Renaissance cameo of an African king, 16th century, Italy (?) (Cabinet des medailles) Cameo African king CdM Paris Babelon593.jpg
Renaissance cameo of an African king, 16th century, Italy (?) (Cabinet des médailles)

Cameo ( /ˈkæmi/ ) is a method of carving an object such as an engraved gem, item of jewellery or vessel. It nearly always features a raised (positive) relief image; contrast with intaglio, which has a negative image. [1] Originally, and still in discussing historical work, cameo only referred to works where the relief image was of a contrasting colour to the background; this was achieved by carefully carving a piece of material with a flat plane where two contrasting colours met, removing all the first colour except for the image to leave a contrasting background.

Stated problem A: Transcribe the part of the cameo passage between "Cameo ( /ˈkæmi/" and "a contrasting background.", inclusive.
Stated problem B: In the cameo passage, what name is given to the carving method that has a negative image?

Data lines:
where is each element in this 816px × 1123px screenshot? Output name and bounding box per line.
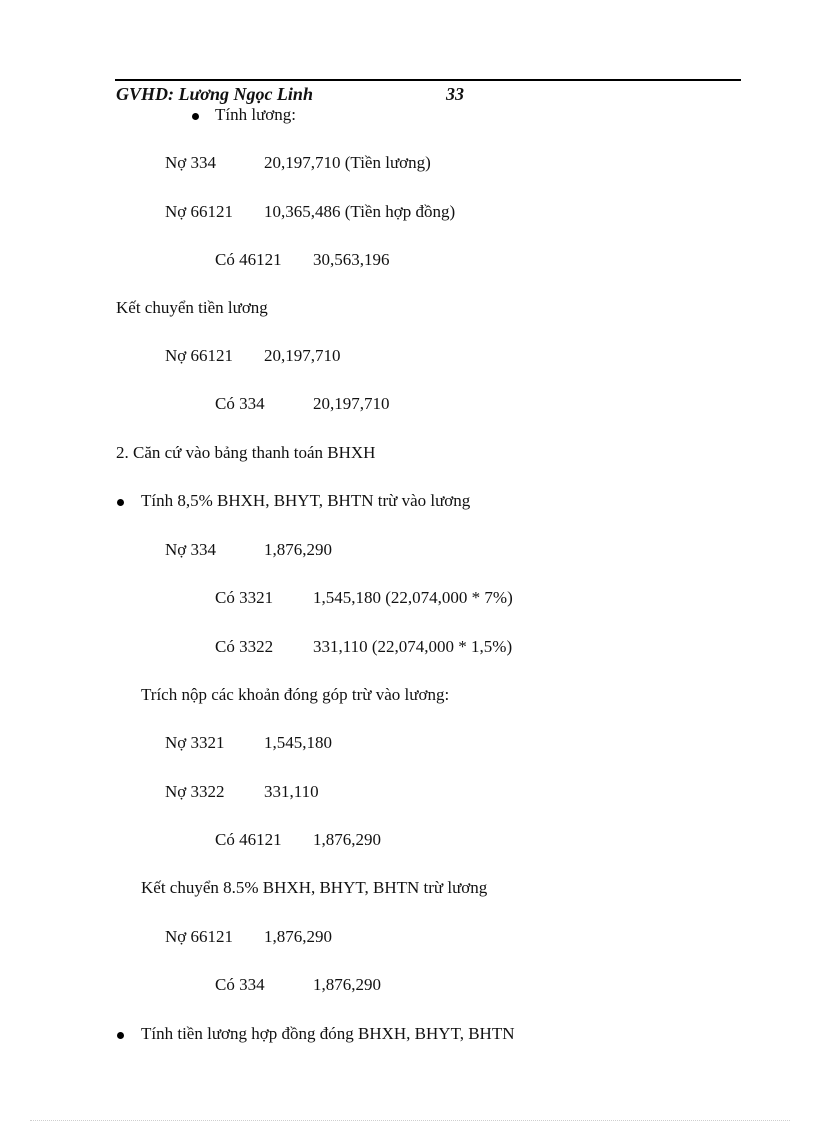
amount: 10,365,486 (Tiền hợp đồng) — [264, 202, 456, 221]
amount: 20,197,710 — [313, 394, 390, 413]
section-text: Kết chuyển tiền lương — [116, 298, 268, 317]
header-instructor: GVHD: Lương Ngọc Linh — [116, 84, 313, 104]
entry-row — [165, 202, 455, 222]
amount: 1,876,290 — [264, 927, 332, 946]
account-label: Có 334 — [215, 975, 265, 994]
amount: 1,876,290 — [313, 830, 381, 849]
entry-row — [165, 540, 332, 560]
bullet-text: Tính 8,5% BHXH, BHYT, BHTN trừ vào lương — [141, 491, 471, 510]
entry-row — [215, 830, 381, 850]
account-label: Nợ 66121 — [165, 202, 234, 221]
heading-salary: Tính lương: — [215, 105, 297, 124]
amount: 30,563,196 — [313, 250, 390, 269]
header-rule — [115, 79, 741, 81]
account-label: Nợ 3321 — [165, 733, 225, 752]
entry-row — [215, 588, 513, 608]
entry-row — [215, 975, 381, 995]
entry-row — [165, 733, 332, 753]
page-number: 33 — [446, 84, 464, 104]
section-heading: 2. Căn cứ vào bảng thanh toán BHXH — [116, 443, 376, 462]
section-text: Kết chuyển 8.5% BHXH, BHYT, BHTN trừ lương — [141, 878, 488, 897]
entry-row — [215, 637, 512, 657]
account-label: Có 3321 — [215, 588, 274, 607]
entry-row — [165, 153, 431, 173]
account-label: Có 334 — [215, 394, 265, 413]
amount: 331,110 (22,074,000 * 1,5%) — [313, 637, 513, 656]
section-text: Trích nộp các khoản đóng góp trừ vào lương: — [141, 685, 450, 704]
account-label: Nợ 334 — [165, 540, 217, 559]
entry-row — [165, 782, 319, 802]
amount: 1,876,290 — [264, 540, 332, 559]
entry-row — [165, 927, 332, 947]
entry-row — [215, 394, 390, 414]
account-label: Nợ 66121 — [165, 346, 234, 365]
amount: 1,545,180 (22,074,000 * 7%) — [313, 588, 513, 607]
amount: 331,110 — [264, 782, 319, 801]
account-label: Nợ 334 — [165, 153, 217, 172]
account-label: Có 46121 — [215, 830, 282, 849]
amount: 20,197,710 (Tiền lương) — [264, 153, 431, 172]
account-label: Nợ 66121 — [165, 927, 234, 946]
bullet-text: Tính tiền lương hợp đồng đóng BHXH, BHYT, BHTN — [141, 1024, 515, 1043]
account-label: Nợ 3322 — [165, 782, 225, 801]
bullet-icon — [192, 113, 199, 120]
amount: 20,197,710 — [264, 346, 341, 365]
entry-row — [165, 346, 341, 366]
entry-row — [215, 250, 390, 270]
account-label: Có 46121 — [215, 250, 282, 269]
amount: 1,545,180 — [264, 733, 332, 752]
account-label: Có 3322 — [215, 637, 274, 656]
bullet-icon — [117, 1032, 124, 1039]
amount: 1,876,290 — [313, 975, 381, 994]
page-edge-dots — [30, 1120, 790, 1121]
bullet-icon — [117, 499, 124, 506]
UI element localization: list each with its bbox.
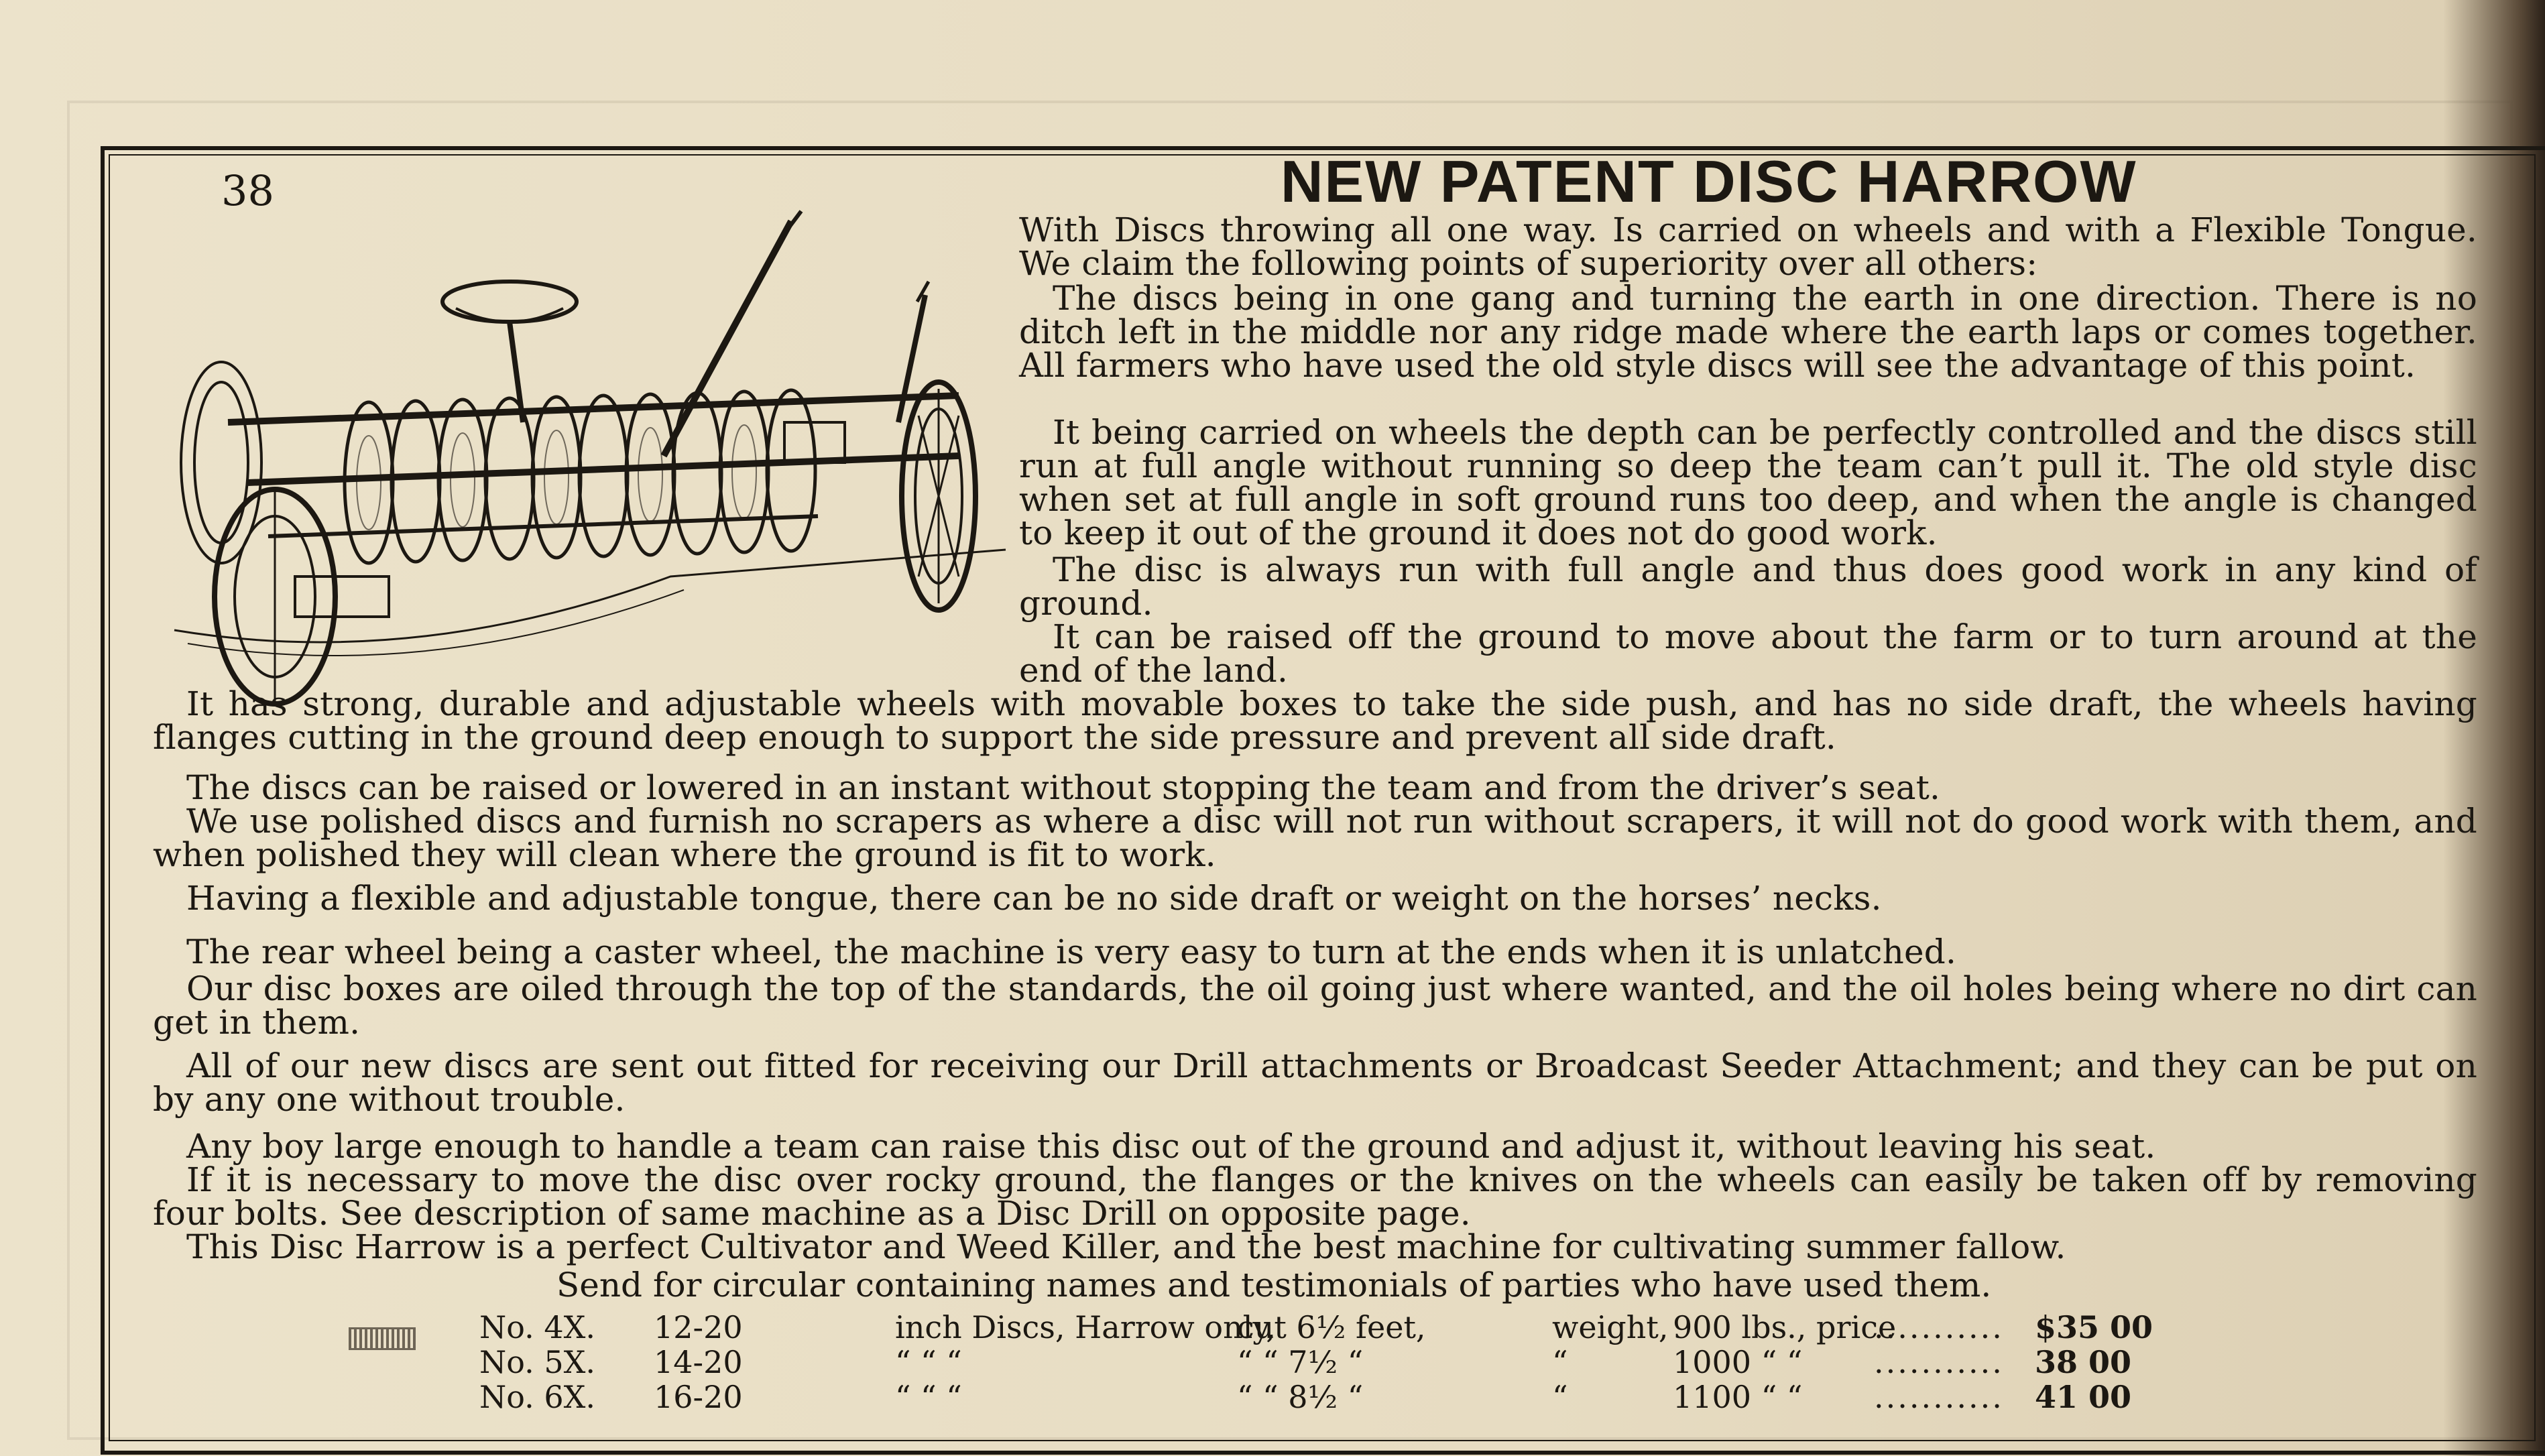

Correct result A:
Cameo ( /ˈkæmi/ ) is a method of carving an object such as an engraved gem, item of jewellery or vessel. It nearly always features a raised (positive) relief image; contrast with intaglio, which has a negative image. [1] Originally, and still in discussing historical work, cameo only referred to works where the relief image was of a contrasting colour to the background; this was achieved by carefully carving a piece of material with a flat plane where two contrasting colours met, removing all the first colour except for the image to leave a contrasting background.

Correct result B: Intaglio